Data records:

........

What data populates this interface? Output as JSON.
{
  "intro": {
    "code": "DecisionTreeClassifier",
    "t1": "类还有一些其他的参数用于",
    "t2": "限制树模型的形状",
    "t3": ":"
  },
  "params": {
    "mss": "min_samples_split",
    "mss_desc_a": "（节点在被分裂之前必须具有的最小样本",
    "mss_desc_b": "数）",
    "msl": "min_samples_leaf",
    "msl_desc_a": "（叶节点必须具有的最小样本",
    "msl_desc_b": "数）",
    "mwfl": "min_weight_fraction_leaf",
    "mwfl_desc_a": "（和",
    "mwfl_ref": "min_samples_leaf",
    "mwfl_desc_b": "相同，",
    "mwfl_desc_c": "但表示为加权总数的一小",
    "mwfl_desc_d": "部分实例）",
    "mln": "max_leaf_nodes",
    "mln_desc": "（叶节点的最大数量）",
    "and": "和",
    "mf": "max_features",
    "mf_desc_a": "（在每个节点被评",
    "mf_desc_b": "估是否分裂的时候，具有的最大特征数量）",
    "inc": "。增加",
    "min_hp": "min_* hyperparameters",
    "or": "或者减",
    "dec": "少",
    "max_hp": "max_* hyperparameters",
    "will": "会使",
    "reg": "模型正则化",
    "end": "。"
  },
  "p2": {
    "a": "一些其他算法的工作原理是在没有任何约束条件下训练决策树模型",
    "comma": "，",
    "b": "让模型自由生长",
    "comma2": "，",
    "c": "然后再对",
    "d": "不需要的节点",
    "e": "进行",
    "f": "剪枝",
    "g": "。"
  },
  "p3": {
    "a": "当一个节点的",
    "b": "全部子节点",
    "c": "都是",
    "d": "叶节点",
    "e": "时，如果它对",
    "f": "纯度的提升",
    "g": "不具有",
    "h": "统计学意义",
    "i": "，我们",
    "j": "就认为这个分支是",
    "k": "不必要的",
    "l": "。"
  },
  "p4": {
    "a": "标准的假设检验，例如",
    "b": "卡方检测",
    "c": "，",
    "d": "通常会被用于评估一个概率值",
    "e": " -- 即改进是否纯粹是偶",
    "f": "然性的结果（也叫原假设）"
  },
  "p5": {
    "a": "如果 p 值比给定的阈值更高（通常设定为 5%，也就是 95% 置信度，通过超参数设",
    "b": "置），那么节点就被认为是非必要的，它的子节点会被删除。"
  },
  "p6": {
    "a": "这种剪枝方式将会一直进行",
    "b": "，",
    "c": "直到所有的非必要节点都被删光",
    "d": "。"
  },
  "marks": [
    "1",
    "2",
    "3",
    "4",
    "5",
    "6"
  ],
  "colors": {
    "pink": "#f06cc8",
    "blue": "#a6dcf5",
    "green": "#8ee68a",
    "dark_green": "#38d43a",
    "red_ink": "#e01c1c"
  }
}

........

* THE EXERCISE *
Set down the entries verbatim, leaving none out.

* RESPONSE *
What data populates this interface? Output as JSON.
{
  "intro": {
    "code": "DecisionTreeClassifier",
    "t1": "类还有一些其他的参数用于",
    "t2": "限制树模型的形状",
    "t3": ":"
  },
  "params": {
    "mss": "min_samples_split",
    "mss_desc_a": "（节点在被分裂之前必须具有的最小样本",
    "mss_desc_b": "数）",
    "msl": "min_samples_leaf",
    "msl_desc_a": "（叶节点必须具有的最小样本",
    "msl_desc_b": "数）",
    "mwfl": "min_weight_fraction_leaf",
    "mwfl_desc_a": "（和",
    "mwfl_ref": "min_samples_leaf",
    "mwfl_desc_b": "相同，",
    "mwfl_desc_c": "但表示为加权总数的一小",
    "mwfl_desc_d": "部分实例）",
    "mln": "max_leaf_nodes",
    "mln_desc": "（叶节点的最大数量）",
    "and": "和",
    "mf": "max_features",
    "mf_desc_a": "（在每个节点被评",
    "mf_desc_b": "估是否分裂的时候，具有的最大特征数量）",
    "inc": "。增加",
    "min_hp": "min_* hyperparameters",
    "or": "或者减",
    "dec": "少",
    "max_hp": "max_* hyperparameters",
    "will": "会使",
    "reg": "模型正则化",
    "end": "。"
  },
  "p2": {
    "a": "一些其他算法的工作原理是在没有任何约束条件下训练决策树模型",
    "comma": "，",
    "b": "让模型自由生长",
    "comma2": "，",
    "c": "然后再对",
    "d": "不需要的节点",
    "e": "进行",
    "f": "剪枝",
    "g": "。"
  },
  "p3": {
    "a": "当一个节点的",
    "b": "全部子节点",
    "c": "都是",
    "d": "叶节点",
    "e": "时，如果它对",
    "f": "纯度的提升",
    "g": "不具有",
    "h": "统计学意义",
    "i": "，我们",
    "j": "就认为这个分支是",
    "k": "不必要的",
    "l": "。"
  },
  "p4": {
    "a": "标准的假设检验，例如",
    "b": "卡方检测",
    "c": "，",
    "d": "通常会被用于评估一个概率值",
    "e": " -- 即改进是否纯粹是偶",
    "f": "然性的结果（也叫原假设）"
  },
  "p5": {
    "a": "如果 p 值比给定的阈值更高（通常设定为 5%，也就是 95% 置信度，通过超参数设",
    "b": "置），那么节点就被认为是非必要的，它的子节点会被删除。"
  },
  "p6": {
    "a": "这种剪枝方式将会一直进行",
    "b": "，",
    "c": "直到所有的非必要节点都被删光",
    "d": "。"
  },
  "marks": [
    "1",
    "2",
    "3",
    "4",
    "5",
    "6"
  ],
  "colors": {
    "pink": "#f06cc8",
    "blue": "#a6dcf5",
    "green": "#8ee68a",
    "dark_green": "#38d43a",
    "red_ink": "#e01c1c"
  }
}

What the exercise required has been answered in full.